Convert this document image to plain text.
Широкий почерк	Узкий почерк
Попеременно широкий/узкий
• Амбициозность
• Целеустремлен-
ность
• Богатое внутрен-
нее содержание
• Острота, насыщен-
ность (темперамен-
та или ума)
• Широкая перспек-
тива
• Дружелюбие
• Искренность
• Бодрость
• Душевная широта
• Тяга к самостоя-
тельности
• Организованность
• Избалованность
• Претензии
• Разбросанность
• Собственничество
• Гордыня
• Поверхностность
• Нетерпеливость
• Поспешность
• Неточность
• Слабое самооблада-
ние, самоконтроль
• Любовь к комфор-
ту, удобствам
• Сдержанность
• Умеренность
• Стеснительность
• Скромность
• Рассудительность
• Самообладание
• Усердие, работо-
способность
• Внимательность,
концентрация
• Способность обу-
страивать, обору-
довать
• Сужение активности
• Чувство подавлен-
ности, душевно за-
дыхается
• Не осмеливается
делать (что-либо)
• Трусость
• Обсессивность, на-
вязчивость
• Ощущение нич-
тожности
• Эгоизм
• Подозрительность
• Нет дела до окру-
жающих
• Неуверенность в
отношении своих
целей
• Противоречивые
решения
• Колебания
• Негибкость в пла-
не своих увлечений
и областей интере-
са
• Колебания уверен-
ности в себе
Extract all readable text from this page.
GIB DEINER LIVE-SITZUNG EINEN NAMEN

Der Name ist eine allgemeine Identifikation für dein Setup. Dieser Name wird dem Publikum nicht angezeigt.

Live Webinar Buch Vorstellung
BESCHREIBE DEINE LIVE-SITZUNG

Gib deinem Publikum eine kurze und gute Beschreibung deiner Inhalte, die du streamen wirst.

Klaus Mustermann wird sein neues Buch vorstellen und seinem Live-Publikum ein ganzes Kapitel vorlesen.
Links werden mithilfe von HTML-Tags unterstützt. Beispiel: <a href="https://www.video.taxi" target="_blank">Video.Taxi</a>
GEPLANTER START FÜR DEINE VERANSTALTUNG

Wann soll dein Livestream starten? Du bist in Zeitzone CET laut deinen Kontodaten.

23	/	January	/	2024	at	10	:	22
★ ★ ★ ★
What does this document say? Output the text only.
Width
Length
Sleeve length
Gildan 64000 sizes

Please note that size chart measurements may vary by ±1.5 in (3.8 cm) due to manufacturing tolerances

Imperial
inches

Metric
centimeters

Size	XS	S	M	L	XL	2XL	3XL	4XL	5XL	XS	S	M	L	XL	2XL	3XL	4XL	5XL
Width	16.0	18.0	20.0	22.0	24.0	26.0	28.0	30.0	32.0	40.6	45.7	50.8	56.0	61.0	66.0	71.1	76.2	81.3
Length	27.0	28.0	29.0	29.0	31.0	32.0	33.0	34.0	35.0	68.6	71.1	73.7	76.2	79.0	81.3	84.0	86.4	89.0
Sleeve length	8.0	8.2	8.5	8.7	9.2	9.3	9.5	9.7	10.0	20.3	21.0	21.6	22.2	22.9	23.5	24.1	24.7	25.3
★ ★ ★ ★
## Problem description
Read the data above and count the lines that include "document". Answer only with the count.

## Written answer
2